WHAT YOU HAVE TO DO: In the items below, quote word for word every line from the one with "cadastral-number-cell: 32:28:0020932:77 bbox=[105, 59, 242, 73]" to the one with "address-cell: Брянская обл., г. Брянск, ул. Есенина, д. 8, кв.", including both of those lines.

DATA FOR PROCESSING:
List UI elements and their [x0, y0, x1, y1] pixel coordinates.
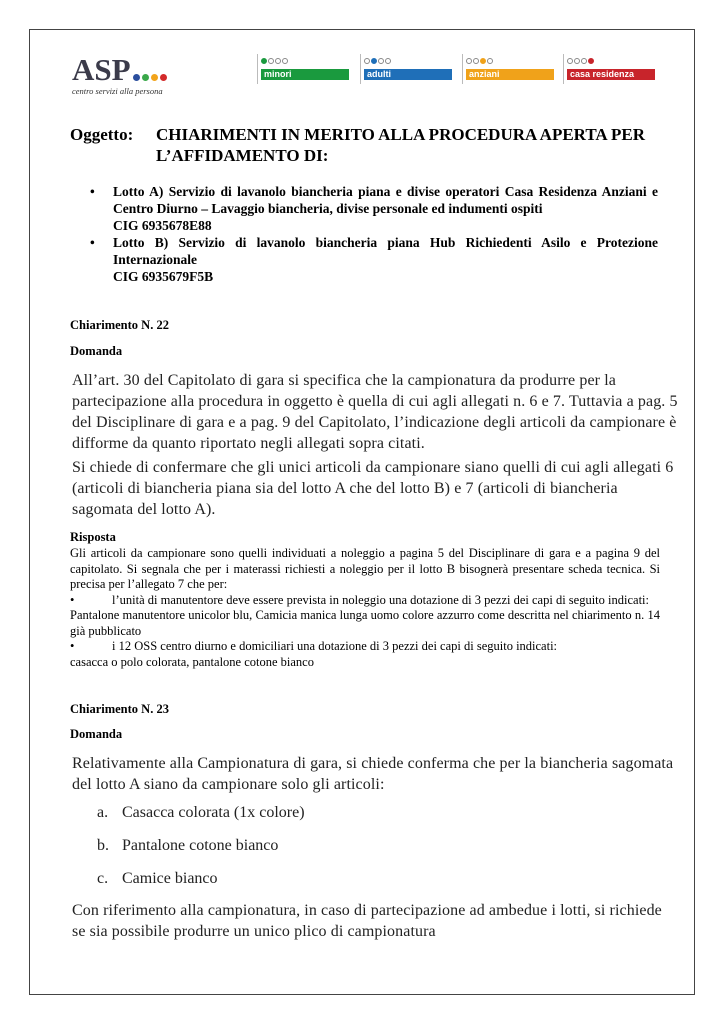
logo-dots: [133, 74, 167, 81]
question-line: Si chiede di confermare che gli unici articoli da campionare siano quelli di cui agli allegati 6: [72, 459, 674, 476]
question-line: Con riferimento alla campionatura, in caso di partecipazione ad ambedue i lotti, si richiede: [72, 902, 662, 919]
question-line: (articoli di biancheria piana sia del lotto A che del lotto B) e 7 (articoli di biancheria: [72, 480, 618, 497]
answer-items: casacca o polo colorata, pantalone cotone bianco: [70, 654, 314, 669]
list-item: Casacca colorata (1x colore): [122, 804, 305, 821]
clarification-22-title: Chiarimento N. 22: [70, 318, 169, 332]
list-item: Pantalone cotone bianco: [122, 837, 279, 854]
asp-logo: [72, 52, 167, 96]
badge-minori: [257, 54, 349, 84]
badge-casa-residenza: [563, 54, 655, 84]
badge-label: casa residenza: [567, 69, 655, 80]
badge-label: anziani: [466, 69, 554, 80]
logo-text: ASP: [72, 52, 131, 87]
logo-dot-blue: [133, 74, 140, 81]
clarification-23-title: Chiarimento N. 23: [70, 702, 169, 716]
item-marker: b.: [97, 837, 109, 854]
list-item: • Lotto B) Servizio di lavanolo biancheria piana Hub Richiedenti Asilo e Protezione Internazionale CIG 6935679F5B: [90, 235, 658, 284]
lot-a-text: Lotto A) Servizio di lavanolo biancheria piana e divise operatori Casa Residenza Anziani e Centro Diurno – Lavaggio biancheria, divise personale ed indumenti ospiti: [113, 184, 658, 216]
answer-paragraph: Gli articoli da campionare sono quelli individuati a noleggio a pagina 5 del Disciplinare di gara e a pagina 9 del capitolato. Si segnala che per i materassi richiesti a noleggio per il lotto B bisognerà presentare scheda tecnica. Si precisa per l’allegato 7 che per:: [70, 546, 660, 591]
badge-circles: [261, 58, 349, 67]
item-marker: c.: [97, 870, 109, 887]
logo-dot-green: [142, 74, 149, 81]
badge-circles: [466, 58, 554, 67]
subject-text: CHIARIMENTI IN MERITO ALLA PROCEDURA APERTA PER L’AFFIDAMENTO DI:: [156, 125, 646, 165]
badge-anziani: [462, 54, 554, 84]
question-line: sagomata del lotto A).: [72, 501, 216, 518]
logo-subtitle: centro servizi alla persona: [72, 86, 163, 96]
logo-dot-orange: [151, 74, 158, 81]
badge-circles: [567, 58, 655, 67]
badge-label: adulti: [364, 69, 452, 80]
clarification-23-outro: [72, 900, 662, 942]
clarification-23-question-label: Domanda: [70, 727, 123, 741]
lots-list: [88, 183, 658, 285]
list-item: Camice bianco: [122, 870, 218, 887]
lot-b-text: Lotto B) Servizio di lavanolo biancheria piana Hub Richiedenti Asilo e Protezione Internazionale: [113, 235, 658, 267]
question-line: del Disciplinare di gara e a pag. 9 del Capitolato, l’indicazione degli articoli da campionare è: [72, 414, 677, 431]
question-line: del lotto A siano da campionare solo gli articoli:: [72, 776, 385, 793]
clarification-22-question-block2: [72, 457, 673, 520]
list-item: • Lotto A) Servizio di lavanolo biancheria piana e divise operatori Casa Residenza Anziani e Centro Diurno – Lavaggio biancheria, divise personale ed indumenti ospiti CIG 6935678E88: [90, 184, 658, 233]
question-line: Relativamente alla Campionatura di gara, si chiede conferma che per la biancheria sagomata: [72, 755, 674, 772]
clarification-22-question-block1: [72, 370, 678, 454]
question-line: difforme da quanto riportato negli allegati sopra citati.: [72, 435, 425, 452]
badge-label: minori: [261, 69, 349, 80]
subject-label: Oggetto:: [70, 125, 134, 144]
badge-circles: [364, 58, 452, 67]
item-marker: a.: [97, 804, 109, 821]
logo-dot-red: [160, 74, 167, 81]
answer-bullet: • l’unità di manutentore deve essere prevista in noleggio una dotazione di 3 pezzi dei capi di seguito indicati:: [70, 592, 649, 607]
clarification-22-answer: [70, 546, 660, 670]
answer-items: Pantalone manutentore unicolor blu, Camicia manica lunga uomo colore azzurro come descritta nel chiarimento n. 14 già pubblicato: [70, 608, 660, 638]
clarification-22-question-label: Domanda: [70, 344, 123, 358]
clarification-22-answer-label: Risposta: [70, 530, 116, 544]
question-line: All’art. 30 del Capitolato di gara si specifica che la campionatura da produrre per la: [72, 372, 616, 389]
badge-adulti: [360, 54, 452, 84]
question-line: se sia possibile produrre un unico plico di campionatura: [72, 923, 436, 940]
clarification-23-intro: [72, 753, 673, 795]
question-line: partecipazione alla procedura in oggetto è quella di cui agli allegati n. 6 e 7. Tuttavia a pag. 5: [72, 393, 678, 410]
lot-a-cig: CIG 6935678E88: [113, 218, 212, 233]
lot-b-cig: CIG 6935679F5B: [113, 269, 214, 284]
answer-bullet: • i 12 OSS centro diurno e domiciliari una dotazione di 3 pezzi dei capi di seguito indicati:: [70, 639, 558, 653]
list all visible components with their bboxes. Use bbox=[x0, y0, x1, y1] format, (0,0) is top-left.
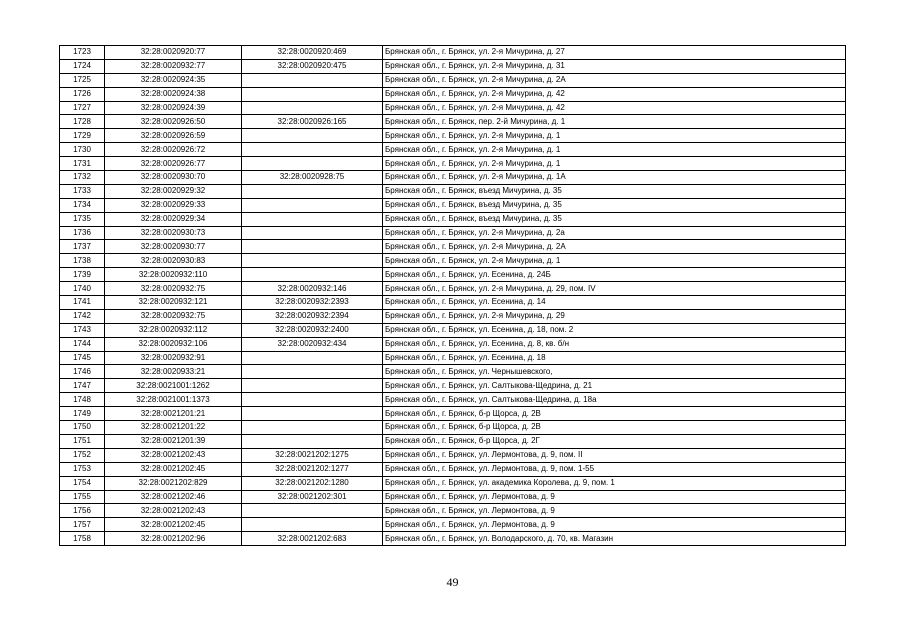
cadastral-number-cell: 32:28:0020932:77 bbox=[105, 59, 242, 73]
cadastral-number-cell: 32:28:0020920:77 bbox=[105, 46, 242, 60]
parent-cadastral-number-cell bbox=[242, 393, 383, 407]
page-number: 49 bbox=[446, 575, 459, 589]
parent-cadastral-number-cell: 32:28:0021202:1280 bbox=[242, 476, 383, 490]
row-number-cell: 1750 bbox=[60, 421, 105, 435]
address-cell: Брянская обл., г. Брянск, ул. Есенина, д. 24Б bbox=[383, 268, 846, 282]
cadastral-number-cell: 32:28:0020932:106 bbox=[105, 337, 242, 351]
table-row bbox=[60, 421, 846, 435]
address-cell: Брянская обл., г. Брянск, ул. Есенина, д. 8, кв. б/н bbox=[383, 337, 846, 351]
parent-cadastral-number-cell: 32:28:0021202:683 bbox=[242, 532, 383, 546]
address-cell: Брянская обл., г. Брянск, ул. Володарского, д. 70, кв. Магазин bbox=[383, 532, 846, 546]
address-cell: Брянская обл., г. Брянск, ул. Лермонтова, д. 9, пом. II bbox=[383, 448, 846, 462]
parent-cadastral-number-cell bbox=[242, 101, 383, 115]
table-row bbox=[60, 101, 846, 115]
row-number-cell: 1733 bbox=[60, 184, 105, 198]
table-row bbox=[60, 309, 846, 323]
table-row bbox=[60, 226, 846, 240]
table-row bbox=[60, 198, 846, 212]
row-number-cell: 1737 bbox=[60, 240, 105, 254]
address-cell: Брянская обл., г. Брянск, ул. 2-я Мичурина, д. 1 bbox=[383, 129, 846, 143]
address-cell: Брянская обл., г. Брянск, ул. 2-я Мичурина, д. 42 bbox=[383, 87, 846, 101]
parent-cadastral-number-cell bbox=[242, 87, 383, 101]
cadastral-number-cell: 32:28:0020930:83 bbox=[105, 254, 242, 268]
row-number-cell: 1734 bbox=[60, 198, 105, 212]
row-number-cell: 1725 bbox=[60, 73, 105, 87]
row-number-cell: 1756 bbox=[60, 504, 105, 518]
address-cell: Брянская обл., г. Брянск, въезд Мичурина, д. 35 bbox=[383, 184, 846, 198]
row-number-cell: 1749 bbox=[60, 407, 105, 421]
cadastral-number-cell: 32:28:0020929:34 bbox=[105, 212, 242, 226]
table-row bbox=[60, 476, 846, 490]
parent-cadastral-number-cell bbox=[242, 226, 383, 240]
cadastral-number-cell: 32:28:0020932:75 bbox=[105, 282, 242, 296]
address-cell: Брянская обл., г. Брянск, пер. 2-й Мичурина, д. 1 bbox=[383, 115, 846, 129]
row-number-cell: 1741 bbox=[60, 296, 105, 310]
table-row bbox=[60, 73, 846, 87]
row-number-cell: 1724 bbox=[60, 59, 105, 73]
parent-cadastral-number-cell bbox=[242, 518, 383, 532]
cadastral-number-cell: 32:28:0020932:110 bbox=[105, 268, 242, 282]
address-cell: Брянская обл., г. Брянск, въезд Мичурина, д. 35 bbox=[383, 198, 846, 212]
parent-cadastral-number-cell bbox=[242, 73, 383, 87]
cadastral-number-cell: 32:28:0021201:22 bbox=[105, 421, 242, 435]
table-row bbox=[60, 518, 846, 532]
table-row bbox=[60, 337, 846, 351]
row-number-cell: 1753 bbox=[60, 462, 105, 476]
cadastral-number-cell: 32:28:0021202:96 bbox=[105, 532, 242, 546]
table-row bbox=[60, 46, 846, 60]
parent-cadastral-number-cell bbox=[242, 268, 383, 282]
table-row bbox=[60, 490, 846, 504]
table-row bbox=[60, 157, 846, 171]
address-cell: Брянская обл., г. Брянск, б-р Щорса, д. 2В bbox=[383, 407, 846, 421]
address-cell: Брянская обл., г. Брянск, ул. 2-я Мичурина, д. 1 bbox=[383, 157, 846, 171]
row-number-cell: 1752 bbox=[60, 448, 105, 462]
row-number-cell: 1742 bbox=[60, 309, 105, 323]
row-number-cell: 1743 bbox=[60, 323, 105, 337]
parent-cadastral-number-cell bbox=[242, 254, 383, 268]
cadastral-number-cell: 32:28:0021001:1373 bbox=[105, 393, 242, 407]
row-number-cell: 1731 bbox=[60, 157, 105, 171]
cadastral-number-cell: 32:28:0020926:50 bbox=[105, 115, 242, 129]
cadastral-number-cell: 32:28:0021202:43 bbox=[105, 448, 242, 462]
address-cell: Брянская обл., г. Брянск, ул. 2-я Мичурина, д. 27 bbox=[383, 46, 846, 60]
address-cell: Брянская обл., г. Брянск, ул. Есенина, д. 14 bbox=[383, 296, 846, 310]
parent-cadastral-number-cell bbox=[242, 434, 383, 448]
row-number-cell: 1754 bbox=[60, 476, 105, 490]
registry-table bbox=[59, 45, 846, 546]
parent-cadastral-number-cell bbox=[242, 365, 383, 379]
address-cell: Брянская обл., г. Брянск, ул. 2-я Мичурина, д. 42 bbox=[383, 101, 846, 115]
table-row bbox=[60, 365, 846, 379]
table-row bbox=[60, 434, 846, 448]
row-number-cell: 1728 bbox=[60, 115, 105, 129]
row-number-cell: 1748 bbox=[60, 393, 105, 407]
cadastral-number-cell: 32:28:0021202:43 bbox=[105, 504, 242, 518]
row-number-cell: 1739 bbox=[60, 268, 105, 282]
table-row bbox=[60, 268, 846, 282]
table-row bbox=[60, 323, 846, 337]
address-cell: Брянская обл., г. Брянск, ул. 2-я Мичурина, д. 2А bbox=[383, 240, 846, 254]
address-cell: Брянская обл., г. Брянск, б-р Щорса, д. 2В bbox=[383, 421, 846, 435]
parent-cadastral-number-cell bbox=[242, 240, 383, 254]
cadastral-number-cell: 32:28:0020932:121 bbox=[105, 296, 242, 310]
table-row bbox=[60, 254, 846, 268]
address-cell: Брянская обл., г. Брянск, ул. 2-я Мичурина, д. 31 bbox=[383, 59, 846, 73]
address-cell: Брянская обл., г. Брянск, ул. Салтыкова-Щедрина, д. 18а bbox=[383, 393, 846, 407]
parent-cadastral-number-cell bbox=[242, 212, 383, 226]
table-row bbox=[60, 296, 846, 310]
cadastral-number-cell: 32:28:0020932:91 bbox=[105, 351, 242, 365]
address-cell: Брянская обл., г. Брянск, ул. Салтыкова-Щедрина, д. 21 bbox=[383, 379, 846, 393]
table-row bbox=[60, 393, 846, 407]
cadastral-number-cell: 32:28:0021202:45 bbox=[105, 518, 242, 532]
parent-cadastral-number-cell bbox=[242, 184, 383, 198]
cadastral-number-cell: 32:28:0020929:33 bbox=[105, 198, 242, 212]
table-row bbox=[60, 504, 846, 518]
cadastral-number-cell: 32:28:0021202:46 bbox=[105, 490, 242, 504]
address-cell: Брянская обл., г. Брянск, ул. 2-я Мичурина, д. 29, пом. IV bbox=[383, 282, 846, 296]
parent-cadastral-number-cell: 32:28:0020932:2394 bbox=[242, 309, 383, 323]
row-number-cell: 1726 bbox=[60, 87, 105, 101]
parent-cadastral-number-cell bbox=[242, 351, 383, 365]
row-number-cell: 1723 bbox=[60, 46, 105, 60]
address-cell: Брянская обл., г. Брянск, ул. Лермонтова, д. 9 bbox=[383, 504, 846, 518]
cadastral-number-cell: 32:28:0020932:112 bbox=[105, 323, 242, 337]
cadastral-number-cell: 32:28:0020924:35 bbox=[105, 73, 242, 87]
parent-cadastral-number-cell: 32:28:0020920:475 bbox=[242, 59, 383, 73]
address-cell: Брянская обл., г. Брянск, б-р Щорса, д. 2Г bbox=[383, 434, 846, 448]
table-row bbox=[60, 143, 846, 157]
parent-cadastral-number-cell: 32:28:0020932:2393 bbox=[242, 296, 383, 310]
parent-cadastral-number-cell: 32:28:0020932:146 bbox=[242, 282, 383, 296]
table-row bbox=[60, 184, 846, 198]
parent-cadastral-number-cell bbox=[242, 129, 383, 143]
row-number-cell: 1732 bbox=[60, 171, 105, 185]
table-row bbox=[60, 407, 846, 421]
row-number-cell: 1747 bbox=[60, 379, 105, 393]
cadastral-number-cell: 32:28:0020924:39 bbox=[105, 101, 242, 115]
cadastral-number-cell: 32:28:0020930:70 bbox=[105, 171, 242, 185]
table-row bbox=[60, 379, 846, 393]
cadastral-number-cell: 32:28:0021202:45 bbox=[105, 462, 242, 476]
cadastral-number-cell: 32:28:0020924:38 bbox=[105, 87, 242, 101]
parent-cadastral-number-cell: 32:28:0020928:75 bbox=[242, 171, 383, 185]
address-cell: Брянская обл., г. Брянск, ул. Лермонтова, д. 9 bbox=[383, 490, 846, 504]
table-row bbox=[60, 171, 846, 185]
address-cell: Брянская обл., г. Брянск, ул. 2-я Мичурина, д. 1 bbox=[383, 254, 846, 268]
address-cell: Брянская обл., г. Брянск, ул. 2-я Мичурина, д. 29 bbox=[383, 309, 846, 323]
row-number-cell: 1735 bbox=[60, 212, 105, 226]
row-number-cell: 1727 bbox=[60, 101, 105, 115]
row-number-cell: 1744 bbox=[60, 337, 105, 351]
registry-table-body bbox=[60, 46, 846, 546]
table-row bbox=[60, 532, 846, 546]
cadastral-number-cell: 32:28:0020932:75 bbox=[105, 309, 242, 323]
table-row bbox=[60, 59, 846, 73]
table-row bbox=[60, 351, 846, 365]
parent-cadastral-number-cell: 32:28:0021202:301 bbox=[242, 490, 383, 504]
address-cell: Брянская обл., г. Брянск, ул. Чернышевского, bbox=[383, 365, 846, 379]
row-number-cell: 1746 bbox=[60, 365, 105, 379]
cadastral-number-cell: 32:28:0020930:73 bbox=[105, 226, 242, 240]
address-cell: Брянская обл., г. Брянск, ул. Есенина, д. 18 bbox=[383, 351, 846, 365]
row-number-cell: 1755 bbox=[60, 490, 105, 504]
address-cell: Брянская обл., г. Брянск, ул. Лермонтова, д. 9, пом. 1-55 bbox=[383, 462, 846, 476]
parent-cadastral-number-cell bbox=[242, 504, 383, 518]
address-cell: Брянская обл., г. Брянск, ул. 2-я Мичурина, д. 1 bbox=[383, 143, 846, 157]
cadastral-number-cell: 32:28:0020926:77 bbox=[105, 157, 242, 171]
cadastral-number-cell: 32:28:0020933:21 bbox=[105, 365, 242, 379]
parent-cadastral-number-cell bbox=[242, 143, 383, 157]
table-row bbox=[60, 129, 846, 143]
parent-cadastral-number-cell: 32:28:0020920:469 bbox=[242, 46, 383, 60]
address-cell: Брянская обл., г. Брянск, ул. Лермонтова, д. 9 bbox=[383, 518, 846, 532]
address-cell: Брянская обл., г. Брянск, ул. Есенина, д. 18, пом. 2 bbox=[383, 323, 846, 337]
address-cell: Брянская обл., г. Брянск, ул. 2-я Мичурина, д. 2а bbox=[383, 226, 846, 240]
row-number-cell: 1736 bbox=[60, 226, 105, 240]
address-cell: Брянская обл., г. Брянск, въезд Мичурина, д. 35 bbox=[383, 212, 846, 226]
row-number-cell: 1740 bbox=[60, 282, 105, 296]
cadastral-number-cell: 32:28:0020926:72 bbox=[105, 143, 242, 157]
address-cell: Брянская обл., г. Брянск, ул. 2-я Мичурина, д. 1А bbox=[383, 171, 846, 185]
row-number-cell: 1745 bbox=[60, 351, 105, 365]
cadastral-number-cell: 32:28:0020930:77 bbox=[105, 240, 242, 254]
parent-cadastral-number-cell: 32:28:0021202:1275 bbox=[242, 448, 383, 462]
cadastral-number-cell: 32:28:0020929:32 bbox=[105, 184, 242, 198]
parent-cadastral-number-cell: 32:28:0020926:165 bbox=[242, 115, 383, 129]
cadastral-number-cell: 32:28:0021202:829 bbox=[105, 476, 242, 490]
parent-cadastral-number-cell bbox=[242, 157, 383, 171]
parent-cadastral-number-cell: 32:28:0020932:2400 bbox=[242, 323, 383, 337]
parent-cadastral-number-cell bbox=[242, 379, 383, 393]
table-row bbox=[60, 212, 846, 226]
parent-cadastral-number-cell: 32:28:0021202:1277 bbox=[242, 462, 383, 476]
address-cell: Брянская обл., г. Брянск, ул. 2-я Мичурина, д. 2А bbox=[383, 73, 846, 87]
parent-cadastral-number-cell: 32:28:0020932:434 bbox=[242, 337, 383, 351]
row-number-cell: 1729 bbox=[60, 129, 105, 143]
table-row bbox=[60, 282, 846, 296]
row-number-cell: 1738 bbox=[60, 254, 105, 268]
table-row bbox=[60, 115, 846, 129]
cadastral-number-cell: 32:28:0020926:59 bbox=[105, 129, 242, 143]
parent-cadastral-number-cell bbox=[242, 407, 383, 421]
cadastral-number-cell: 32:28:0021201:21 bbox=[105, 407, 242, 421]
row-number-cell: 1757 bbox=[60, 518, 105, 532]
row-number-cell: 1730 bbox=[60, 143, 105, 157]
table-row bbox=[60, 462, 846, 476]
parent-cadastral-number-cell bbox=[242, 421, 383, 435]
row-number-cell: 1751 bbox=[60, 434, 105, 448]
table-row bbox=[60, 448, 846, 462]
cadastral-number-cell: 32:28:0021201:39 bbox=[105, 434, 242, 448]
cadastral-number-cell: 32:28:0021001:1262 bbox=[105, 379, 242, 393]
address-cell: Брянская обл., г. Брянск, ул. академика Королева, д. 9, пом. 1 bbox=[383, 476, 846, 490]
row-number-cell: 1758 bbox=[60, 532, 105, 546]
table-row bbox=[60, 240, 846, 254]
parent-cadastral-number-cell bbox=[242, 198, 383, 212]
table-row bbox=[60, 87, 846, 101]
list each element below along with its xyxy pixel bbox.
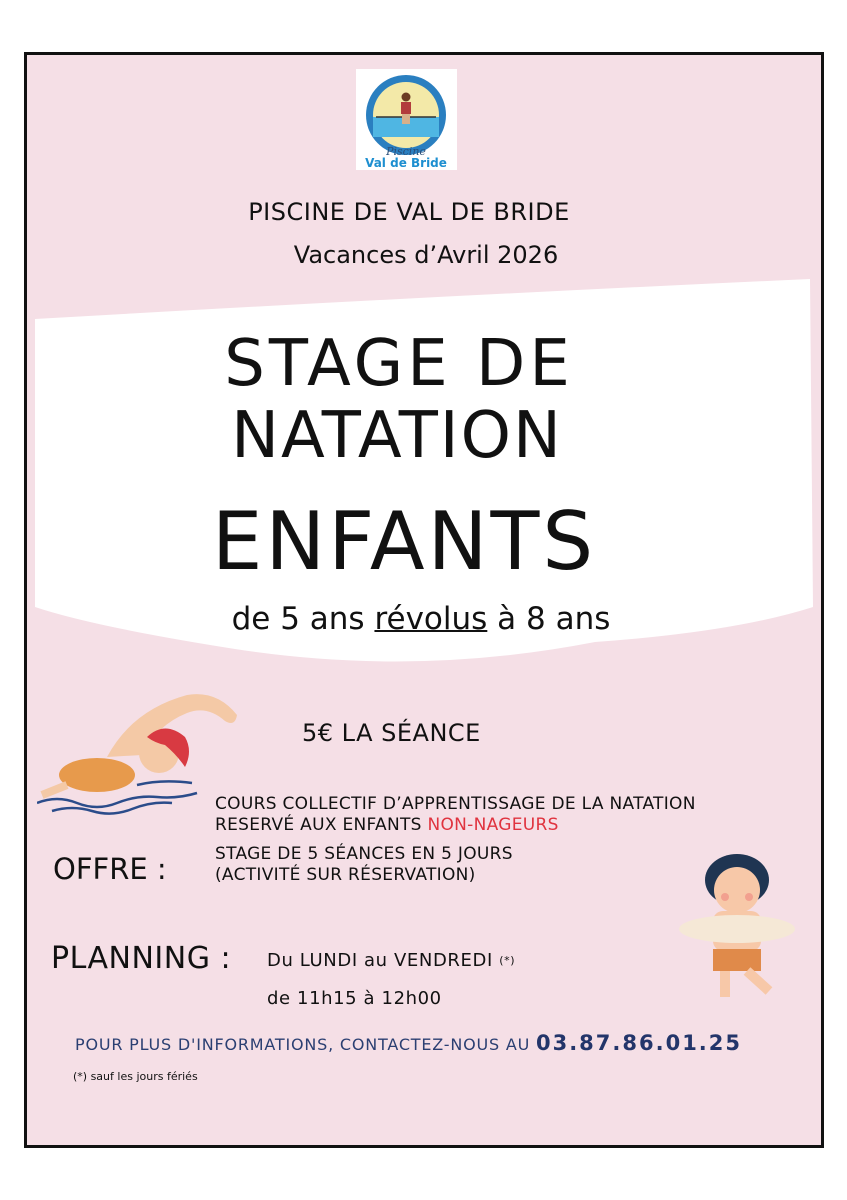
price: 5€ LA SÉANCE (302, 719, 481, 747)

FINAL RESULT:
cadastral-number-cell: 32:28:0020932:77 bbox=[105, 59, 242, 73]
cadastral-number-cell: 32:28:0020920:77 bbox=[105, 46, 242, 60]
parent-cadastral-number-cell bbox=[242, 393, 383, 407]
page-number: 49 bbox=[446, 575, 459, 589]
parent-cadastral-number-cell: 32:28:0021202:1280 bbox=[242, 476, 383, 490]
row-number-cell: 1750 bbox=[60, 421, 105, 435]
address-cell: Брянская обл., г. Брянск, ул. Есенина, д. 24Б bbox=[383, 268, 846, 282]
cadastral-number-cell: 32:28:0020932:106 bbox=[105, 337, 242, 351]
table-row bbox=[60, 421, 846, 435]
address-cell: Брянская обл., г. Брянск, ул. Есенина, д. 8, кв. б/н bbox=[383, 337, 846, 351]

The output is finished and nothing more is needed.